Request – The records below must be retyped exactly.

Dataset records
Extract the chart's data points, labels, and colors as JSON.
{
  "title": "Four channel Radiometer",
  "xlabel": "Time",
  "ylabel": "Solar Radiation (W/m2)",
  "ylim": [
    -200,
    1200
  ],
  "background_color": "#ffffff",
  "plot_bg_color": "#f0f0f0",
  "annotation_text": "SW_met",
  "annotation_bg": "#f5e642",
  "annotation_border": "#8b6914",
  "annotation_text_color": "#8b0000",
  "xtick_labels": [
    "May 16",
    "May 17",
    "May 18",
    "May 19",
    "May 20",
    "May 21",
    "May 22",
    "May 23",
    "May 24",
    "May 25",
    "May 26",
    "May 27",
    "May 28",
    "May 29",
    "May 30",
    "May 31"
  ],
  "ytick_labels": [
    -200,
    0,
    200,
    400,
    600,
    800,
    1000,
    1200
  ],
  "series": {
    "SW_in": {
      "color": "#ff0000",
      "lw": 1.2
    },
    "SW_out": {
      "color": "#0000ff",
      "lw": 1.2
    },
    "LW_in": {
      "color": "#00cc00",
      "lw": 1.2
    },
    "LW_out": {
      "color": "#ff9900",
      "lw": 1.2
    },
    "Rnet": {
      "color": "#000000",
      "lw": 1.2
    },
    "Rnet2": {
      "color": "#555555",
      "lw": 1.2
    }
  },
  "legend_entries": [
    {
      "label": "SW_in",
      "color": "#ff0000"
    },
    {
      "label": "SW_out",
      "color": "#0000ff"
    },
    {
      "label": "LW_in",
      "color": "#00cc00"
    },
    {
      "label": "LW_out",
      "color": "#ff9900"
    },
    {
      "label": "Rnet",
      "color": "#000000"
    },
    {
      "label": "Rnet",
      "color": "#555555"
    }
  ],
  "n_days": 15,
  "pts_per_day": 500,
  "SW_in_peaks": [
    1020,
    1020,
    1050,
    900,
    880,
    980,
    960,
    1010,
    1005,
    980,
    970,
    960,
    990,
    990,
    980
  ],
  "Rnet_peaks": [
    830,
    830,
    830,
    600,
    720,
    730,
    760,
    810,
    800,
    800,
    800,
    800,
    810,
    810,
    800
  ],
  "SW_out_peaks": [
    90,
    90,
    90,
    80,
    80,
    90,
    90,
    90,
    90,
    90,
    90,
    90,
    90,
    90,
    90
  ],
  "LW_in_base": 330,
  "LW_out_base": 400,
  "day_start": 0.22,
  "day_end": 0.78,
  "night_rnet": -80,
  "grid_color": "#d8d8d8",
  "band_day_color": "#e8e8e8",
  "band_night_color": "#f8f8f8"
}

Solved exercise –
Extract the chart's data points, labels, and colors as JSON.
{
  "title": "Four channel Radiometer",
  "xlabel": "Time",
  "ylabel": "Solar Radiation (W/m2)",
  "ylim": [
    -200,
    1200
  ],
  "background_color": "#ffffff",
  "plot_bg_color": "#f0f0f0",
  "annotation_text": "SW_met",
  "annotation_bg": "#f5e642",
  "annotation_border": "#8b6914",
  "annotation_text_color": "#8b0000",
  "xtick_labels": [
    "May 16",
    "May 17",
    "May 18",
    "May 19",
    "May 20",
    "May 21",
    "May 22",
    "May 23",
    "May 24",
    "May 25",
    "May 26",
    "May 27",
    "May 28",
    "May 29",
    "May 30",
    "May 31"
  ],
  "ytick_labels": [
    -200,
    0,
    200,
    400,
    600,
    800,
    1000,
    1200
  ],
  "series": {
    "SW_in": {
      "color": "#ff0000",
      "lw": 1.2
    },
    "SW_out": {
      "color": "#0000ff",
      "lw": 1.2
    },
    "LW_in": {
      "color": "#00cc00",
      "lw": 1.2
    },
    "LW_out": {
      "color": "#ff9900",
      "lw": 1.2
    },
    "Rnet": {
      "color": "#000000",
      "lw": 1.2
    },
    "Rnet2": {
      "color": "#555555",
      "lw": 1.2
    }
  },
  "legend_entries": [
    {
      "label": "SW_in",
      "color": "#ff0000"
    },
    {
      "label": "SW_out",
      "color": "#0000ff"
    },
    {
      "label": "LW_in",
      "color": "#00cc00"
    },
    {
      "label": "LW_out",
      "color": "#ff9900"
    },
    {
      "label": "Rnet",
      "color": "#000000"
    },
    {
      "label": "Rnet",
      "color": "#555555"
    }
  ],
  "n_days": 15,
  "pts_per_day": 500,
  "SW_in_peaks": [
    1020,
    1020,
    1050,
    900,
    880,
    980,
    960,
    1010,
    1005,
    980,
    970,
    960,
    990,
    990,
    980
  ],
  "Rnet_peaks": [
    830,
    830,
    830,
    600,
    720,
    730,
    760,
    810,
    800,
    800,
    800,
    800,
    810,
    810,
    800
  ],
  "SW_out_peaks": [
    90,
    90,
    90,
    80,
    80,
    90,
    90,
    90,
    90,
    90,
    90,
    90,
    90,
    90,
    90
  ],
  "LW_in_base": 330,
  "LW_out_base": 400,
  "day_start": 0.22,
  "day_end": 0.78,
  "night_rnet": -80,
  "grid_color": "#d8d8d8",
  "band_day_color": "#e8e8e8",
  "band_night_color": "#f8f8f8"
}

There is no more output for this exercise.